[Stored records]
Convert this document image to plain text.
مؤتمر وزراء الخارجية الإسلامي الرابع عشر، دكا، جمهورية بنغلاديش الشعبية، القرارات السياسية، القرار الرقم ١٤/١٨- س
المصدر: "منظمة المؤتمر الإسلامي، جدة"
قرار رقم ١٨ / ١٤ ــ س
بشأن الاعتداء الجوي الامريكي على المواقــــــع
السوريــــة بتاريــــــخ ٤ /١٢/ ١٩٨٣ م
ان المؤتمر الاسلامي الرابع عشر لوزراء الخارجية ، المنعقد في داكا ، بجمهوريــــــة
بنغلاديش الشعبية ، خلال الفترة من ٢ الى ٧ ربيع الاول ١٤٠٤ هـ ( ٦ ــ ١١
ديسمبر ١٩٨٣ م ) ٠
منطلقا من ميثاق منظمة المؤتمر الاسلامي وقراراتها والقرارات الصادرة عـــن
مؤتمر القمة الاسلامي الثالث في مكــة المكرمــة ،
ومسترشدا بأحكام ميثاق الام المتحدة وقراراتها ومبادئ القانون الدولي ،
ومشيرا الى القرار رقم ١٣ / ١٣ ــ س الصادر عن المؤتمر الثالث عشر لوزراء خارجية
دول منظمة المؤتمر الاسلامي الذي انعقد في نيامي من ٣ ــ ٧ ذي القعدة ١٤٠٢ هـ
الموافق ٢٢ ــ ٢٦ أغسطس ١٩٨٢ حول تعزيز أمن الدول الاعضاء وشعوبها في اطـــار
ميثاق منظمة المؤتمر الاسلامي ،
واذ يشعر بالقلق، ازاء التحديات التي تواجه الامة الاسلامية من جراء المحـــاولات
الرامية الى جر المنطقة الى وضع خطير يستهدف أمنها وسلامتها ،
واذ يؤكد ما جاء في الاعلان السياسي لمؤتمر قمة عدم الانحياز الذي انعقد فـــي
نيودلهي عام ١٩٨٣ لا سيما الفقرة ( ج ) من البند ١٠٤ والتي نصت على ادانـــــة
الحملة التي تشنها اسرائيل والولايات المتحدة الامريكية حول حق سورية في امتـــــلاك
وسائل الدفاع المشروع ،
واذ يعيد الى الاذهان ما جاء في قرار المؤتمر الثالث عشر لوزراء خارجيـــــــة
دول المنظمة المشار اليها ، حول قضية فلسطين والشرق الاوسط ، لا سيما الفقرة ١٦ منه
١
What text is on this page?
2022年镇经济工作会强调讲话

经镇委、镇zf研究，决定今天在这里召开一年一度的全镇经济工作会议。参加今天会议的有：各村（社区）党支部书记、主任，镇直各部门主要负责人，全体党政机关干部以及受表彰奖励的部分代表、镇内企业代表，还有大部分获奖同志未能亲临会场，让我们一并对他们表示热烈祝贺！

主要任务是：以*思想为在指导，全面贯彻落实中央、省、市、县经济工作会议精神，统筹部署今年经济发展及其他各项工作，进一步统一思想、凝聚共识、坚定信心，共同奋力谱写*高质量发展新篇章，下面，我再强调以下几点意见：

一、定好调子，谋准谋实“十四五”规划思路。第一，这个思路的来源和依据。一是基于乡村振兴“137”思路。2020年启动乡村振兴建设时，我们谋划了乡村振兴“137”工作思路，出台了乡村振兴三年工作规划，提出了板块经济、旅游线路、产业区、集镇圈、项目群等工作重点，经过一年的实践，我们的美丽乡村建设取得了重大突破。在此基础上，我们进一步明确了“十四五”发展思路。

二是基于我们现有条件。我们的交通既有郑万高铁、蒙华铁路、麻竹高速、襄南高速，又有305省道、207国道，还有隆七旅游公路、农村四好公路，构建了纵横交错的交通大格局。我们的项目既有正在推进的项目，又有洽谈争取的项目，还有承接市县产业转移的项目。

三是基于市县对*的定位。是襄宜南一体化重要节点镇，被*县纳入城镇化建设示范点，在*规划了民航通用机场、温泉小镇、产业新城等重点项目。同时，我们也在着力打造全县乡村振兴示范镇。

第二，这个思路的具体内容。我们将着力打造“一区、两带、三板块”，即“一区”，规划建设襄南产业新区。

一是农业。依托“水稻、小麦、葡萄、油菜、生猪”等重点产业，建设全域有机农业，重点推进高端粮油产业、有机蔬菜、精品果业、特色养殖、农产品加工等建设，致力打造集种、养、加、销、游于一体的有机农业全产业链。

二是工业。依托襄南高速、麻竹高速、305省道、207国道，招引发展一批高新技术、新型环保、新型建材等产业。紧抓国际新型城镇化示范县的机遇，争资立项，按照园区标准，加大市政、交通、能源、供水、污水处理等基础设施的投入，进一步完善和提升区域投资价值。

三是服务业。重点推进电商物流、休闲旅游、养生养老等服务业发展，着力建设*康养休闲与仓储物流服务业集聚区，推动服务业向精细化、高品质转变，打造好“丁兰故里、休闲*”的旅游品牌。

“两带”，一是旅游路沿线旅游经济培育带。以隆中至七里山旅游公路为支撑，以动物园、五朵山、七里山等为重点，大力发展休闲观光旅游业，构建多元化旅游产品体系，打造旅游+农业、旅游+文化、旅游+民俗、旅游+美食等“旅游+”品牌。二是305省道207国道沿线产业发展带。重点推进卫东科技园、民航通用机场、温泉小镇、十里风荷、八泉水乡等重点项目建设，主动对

What the task asks:
Using the data above, copy each line that contains "الشعبية".

Output of the exercise:
مؤتمر وزراء الخارجية الإسلامي الرابع عشر، دكا، جمهورية بنغلاديش الشعبية، القرارات السياسية، القرار الرقم ١٤/١٨- س
بنغلاديش الشعبية ، خلال الفترة من ٢ الى ٧ ربيع الاول ١٤٠٤ هـ ( ٦ ــ ١١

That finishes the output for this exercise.